## Set exercise
Select every line containing the word "Tervező" from the material, and copy those lines.

--- start Task material ---

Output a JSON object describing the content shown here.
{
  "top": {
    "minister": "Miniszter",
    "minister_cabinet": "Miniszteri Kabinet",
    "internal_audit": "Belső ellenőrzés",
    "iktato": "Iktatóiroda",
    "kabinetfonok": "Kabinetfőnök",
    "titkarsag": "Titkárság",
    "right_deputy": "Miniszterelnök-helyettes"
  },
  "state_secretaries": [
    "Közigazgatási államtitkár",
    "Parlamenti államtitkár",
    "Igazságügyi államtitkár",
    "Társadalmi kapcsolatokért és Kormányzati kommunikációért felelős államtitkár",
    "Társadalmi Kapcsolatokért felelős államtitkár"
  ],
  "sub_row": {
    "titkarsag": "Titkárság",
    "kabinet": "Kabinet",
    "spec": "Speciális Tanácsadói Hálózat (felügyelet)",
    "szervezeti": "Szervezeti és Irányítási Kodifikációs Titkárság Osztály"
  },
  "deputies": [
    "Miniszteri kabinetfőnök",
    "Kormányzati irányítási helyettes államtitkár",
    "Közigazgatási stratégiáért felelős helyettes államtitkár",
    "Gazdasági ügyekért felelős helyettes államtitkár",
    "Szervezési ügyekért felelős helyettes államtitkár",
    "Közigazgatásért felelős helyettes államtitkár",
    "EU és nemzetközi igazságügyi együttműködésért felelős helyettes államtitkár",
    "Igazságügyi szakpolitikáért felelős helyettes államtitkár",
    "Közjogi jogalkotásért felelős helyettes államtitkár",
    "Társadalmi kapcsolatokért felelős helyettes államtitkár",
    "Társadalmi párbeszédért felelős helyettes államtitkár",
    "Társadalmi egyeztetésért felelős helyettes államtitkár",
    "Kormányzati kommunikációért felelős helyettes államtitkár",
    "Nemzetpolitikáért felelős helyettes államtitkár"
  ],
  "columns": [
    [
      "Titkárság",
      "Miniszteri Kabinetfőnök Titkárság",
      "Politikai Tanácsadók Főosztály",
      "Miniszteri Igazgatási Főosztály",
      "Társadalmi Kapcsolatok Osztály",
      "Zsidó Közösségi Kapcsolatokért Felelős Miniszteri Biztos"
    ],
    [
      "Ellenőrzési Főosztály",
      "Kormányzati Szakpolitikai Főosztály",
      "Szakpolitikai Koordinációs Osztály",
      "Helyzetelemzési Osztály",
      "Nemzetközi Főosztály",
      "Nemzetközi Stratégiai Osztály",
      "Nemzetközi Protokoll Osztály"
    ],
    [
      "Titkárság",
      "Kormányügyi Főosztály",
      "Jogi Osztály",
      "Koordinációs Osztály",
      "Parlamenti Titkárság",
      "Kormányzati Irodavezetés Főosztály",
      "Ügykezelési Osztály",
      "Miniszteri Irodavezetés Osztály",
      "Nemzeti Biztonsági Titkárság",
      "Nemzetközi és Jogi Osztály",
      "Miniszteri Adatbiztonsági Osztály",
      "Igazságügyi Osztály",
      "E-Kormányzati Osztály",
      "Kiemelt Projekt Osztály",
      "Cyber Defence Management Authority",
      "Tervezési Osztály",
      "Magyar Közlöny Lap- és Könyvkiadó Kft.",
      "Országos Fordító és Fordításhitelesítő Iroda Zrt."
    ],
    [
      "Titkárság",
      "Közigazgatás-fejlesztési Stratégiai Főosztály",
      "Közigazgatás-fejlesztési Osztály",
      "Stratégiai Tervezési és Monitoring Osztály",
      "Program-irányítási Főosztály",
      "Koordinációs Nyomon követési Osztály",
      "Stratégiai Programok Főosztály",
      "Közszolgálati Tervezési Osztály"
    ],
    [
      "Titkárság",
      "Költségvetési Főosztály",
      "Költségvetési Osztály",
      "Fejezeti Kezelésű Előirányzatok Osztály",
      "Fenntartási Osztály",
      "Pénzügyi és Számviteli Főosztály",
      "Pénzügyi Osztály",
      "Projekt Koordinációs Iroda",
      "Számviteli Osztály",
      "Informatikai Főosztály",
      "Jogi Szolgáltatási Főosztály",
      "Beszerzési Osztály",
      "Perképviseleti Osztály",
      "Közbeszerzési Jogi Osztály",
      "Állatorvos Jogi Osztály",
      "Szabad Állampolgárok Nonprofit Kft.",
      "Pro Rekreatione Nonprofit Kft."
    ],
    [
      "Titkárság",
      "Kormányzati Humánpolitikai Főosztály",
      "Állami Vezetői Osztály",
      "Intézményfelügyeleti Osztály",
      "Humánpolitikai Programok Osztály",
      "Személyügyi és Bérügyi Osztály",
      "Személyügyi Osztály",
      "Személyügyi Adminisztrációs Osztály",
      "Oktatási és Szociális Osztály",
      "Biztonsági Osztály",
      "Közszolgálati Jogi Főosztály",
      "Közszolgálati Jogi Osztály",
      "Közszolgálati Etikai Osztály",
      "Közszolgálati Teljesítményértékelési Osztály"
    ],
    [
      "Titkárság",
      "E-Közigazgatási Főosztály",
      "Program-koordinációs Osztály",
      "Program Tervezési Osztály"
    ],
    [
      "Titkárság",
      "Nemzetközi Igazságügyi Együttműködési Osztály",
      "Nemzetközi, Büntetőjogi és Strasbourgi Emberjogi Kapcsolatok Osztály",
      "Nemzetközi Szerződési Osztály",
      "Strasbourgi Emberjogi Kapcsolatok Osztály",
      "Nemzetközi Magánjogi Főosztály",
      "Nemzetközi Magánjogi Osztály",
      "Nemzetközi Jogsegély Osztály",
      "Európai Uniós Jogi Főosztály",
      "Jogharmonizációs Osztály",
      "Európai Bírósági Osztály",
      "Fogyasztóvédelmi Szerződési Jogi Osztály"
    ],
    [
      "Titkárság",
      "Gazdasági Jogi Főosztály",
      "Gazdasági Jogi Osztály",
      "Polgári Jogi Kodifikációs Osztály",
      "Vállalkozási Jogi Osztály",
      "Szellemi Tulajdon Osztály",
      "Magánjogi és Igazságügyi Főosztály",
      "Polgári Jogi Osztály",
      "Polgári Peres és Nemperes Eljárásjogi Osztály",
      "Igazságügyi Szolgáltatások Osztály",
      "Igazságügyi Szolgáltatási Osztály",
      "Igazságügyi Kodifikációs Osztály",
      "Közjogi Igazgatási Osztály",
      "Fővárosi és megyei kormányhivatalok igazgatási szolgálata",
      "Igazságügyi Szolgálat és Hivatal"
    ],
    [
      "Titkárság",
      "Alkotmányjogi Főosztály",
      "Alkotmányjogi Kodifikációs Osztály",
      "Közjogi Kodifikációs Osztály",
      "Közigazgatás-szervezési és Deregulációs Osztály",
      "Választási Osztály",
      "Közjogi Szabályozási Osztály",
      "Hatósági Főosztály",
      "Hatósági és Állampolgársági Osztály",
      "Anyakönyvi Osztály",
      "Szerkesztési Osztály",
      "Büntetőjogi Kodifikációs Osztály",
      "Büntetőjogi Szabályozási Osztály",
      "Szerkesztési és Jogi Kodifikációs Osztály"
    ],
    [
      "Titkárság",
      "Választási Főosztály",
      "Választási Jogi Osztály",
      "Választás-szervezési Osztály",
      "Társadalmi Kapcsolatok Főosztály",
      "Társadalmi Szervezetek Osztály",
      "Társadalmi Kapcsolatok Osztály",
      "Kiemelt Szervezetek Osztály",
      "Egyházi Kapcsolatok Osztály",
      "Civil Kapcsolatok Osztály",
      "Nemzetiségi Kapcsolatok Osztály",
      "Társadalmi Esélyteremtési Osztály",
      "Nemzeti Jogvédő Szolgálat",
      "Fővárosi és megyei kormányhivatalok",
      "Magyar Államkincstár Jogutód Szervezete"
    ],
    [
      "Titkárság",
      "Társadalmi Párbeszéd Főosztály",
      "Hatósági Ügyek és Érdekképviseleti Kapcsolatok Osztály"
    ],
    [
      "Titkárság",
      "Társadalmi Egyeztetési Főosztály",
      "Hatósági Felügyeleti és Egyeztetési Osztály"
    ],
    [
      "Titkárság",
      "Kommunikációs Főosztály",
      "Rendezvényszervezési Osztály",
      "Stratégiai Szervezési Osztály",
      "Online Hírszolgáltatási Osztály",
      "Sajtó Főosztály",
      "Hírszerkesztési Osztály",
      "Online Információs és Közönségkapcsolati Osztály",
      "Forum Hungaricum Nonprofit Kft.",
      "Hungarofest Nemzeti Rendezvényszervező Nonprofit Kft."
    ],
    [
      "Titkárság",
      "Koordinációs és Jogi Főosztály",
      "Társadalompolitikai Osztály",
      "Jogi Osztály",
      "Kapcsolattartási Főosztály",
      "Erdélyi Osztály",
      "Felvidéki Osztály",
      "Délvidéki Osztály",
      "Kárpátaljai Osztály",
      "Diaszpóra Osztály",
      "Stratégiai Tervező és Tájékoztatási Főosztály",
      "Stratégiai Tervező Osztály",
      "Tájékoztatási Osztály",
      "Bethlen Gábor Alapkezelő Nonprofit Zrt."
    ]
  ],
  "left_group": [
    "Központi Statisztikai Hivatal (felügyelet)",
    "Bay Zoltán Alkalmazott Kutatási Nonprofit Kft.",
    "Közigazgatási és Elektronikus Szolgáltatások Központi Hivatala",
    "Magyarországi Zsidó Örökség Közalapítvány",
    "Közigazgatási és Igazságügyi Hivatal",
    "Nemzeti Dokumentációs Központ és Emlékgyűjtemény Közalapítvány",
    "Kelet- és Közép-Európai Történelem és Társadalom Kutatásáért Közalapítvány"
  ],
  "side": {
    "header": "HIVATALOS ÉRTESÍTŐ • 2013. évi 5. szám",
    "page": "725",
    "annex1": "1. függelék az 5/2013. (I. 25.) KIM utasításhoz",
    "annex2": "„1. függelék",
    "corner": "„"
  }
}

--- end Task material ---

## In response
      "Stratégiai Tervező és Tájékoztatási Főosztály",
      "Stratégiai Tervező Osztály",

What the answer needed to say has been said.